[Items from a figure collection]
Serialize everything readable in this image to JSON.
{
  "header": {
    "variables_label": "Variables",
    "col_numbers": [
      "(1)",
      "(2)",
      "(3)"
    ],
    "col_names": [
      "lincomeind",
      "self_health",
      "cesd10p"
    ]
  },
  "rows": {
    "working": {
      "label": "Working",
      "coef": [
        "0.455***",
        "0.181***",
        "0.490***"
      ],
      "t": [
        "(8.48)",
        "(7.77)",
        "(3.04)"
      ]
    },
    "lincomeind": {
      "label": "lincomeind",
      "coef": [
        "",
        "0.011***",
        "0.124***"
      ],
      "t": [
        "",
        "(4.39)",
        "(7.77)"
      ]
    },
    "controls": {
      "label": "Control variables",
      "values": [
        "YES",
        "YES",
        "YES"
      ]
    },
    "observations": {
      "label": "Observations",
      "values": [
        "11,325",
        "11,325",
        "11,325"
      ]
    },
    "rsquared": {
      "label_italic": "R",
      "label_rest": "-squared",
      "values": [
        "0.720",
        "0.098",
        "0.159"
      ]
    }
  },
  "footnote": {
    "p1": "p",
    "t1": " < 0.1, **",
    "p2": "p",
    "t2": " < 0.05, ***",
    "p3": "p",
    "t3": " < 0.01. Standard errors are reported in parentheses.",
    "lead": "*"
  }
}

> **EXERCISE DETAILS**
Your task is to repeat each line of the material exactly.

> **ANSWER**
Serialize everything readable in this image to JSON.
{
  "header": {
    "variables_label": "Variables",
    "col_numbers": [
      "(1)",
      "(2)",
      "(3)"
    ],
    "col_names": [
      "lincomeind",
      "self_health",
      "cesd10p"
    ]
  },
  "rows": {
    "working": {
      "label": "Working",
      "coef": [
        "0.455***",
        "0.181***",
        "0.490***"
      ],
      "t": [
        "(8.48)",
        "(7.77)",
        "(3.04)"
      ]
    },
    "lincomeind": {
      "label": "lincomeind",
      "coef": [
        "",
        "0.011***",
        "0.124***"
      ],
      "t": [
        "",
        "(4.39)",
        "(7.77)"
      ]
    },
    "controls": {
      "label": "Control variables",
      "values": [
        "YES",
        "YES",
        "YES"
      ]
    },
    "observations": {
      "label": "Observations",
      "values": [
        "11,325",
        "11,325",
        "11,325"
      ]
    },
    "rsquared": {
      "label_italic": "R",
      "label_rest": "-squared",
      "values": [
        "0.720",
        "0.098",
        "0.159"
      ]
    }
  },
  "footnote": {
    "p1": "p",
    "t1": " < 0.1, **",
    "p2": "p",
    "t2": " < 0.05, ***",
    "p3": "p",
    "t3": " < 0.01. Standard errors are reported in parentheses.",
    "lead": "*"
  }
}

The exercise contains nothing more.